▶ REQUIRED TASK 1
From the serb.zip page, write out again the part that opens with the words containing "serb.zip is a" and closes with "and East-Slavic texts.".
▶ REQUIRED TASK 2
Answer these questions about the serb.zip page:
(a) What license is serb.zip released under?
(b) What is the name of the one codec serb.zip presently comes with?
(c) What size is listed for serb.zip?
▶ REQUIRED TASK 3
Finish out the next part of the serb.zip page, picking up right after its last sentence.

▶ EXCERPT PROVIDED
9 breaking releases

0.10.0	Aug 15, 2022
0.8.0	Aug 15, 2022

#1546 in Text processing

MIT license

120KB
2K SLoC

A quasi-lossless Balkanoidal meta-lingual compressor.

Background

It has long been accepted that Serbian is a compact variant of Russian, with less liberal use of vowels. Since the forfeiting of the Riviera in 1991, the loss of tourism revenue has led to further austerity in vowel use. Serbs increasingly needed economically viable ways of communicating, since vowels aren't exactly cheap!

serb.zip is a lightweight framework for transcoding text from one lexical form to another. It presently comes with one codec — Balkanoid — a universal transcoder between Serbo-Croatian and Russian languages that is almost entirely isomorphic — it maps from one lingual domain to another with no loss of meaning and some loss of whitespace and capitalisation. Balkanoid works with both English and East-Slavic texts.

▶ SUPPLIED MATERIAL

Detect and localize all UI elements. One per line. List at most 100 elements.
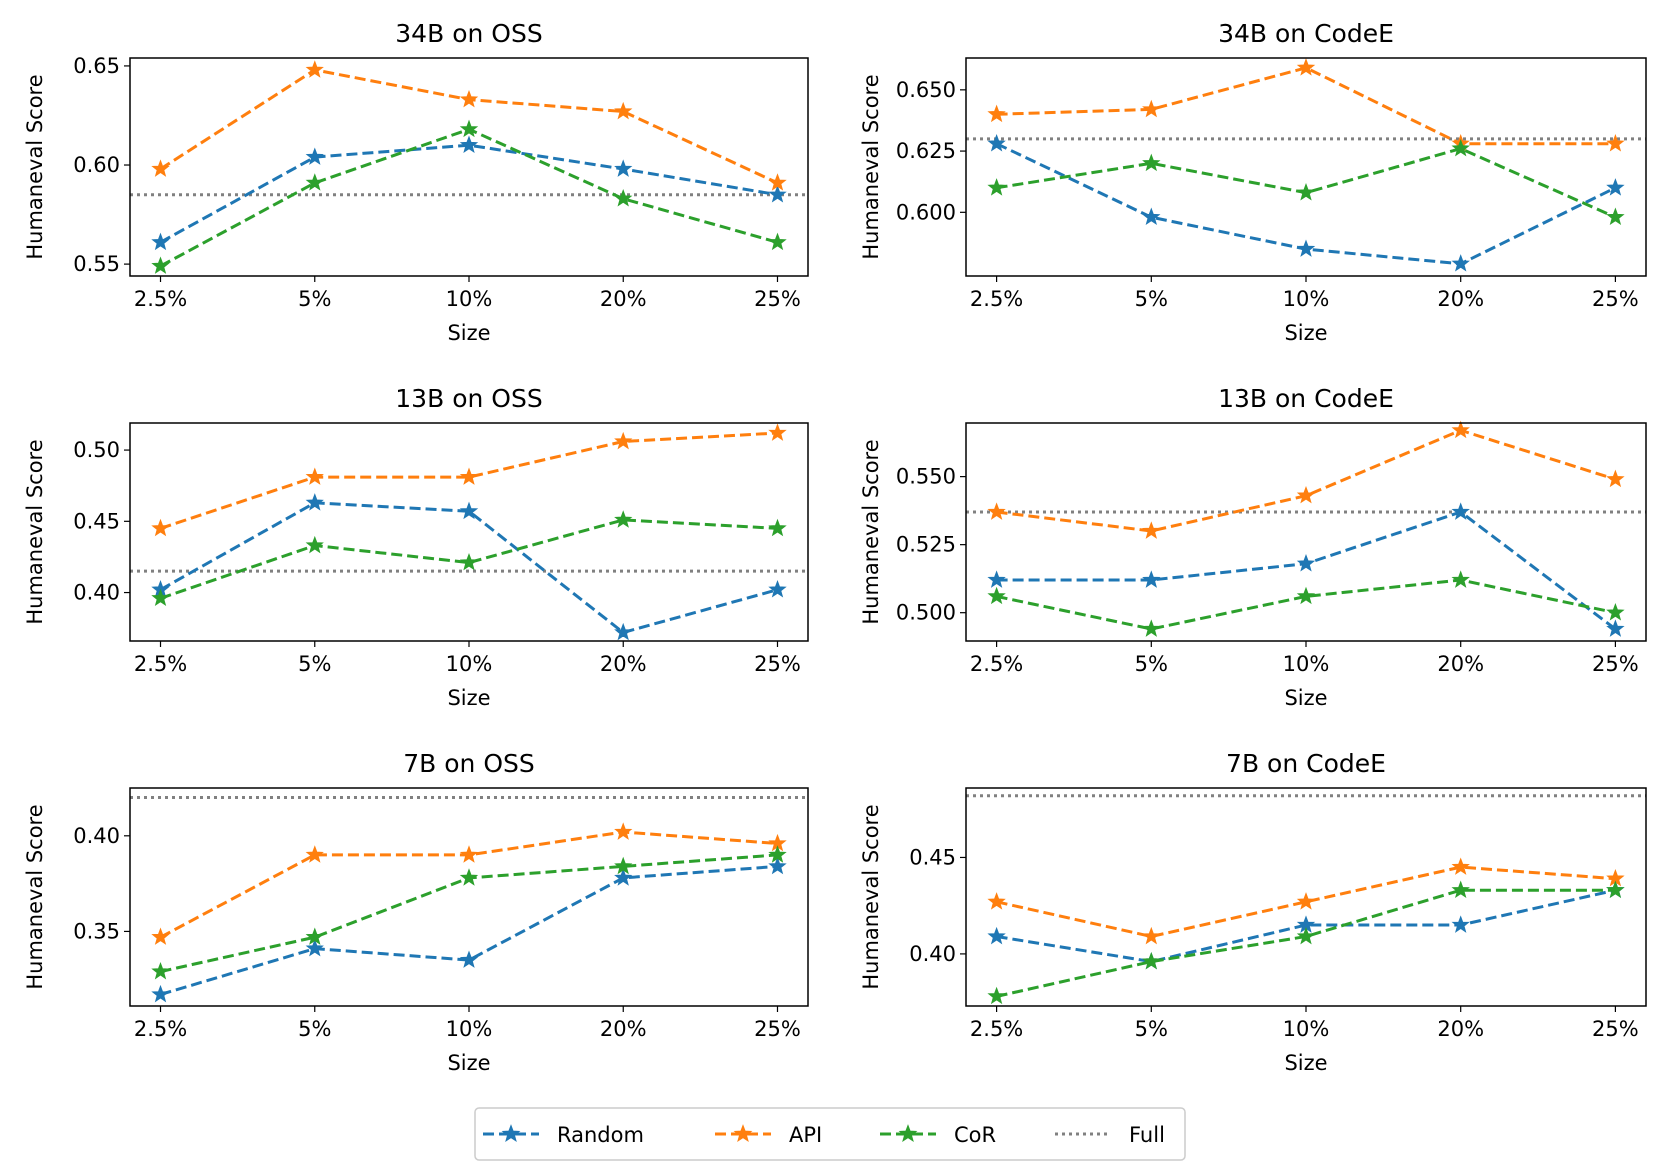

▶ EXERCISE RESPONSE 1
serb.zip is a lightweight framework for transcoding text from one lexical form to another. It presently comes with one codec — Balkanoid — a universal transcoder between Serbo-Croatian and Russian languages that is almost entirely isomorphic — it maps from one lingual domain to another with no loss of meaning and some loss of whitespace and capitalisation. Balkanoid works with both English and East-Slavic texts.

▶ EXERCISE RESPONSE 2
(a) The MIT license.
(b) Balkanoid.
(c) 120KB.

▶ EXERCISE RESPONSE 3
Getting Started

Installation

Install serb.zip via cargo:

cargo install serbzip

Unless a custom dictionary file is provided, serb.zip requires a compiled dictionary file in ~/.serbzip/dict.blk. A default dictionary supporting English and Russian will be automatically downloaded and installed on first use.

Compressing a file

When working with input/output, serb.zip can be given files to read and write from, or it can be run interactively. Let's try compressing an input stream interactively first.

serbzip -c

This brings up serb.zip, running the balkanoid codec, in interactive mode.

██████╗  █████╗ ██╗     ██╗  ██╗ █████╗ ███╗   ██╗ ██████╗ ██╗██████╗
██╔══██╗██╔══██╗██║     ██║ ██╔╝██╔══██╗████╗  ██║██╔═══██╗██║██╔══██╗
██████╔╝███████║██║     █████╔╝ ███████║██╔██╗ ██║██║   ██║██║██║  ██║
██╔══██╗██╔══██║██║     ██╔═██╗ ██╔══██║██║╚██╗██║██║   ██║██║██║  ██║
██████╔╝██║  ██║███████╗██║  ██╗██║  ██║██║ ╚████║╚██████╔╝██║██████╔╝
╚═════╝ ╚═╝  ╚═╝╚══════╝╚═╝  ╚═╝╚═╝  ╚═╝╚═╝  ╚═══╝ ╚═════╝ ╚═╝╚═════╝

Enter text; CTRL+D when done.

Let's key in the first verse of Mearns' Antigonish. Enter the following text, line by line, and hit CTRL+D when done.

Yesterday, upon the stair,
I met a man who wasn't there!
He wasn't there again today,
Oh how I wish he'd go away!

serb.zip echoes the compressed version:

Ystrdy,          pn th       str,
I  mt a mn wh wasn't      thr!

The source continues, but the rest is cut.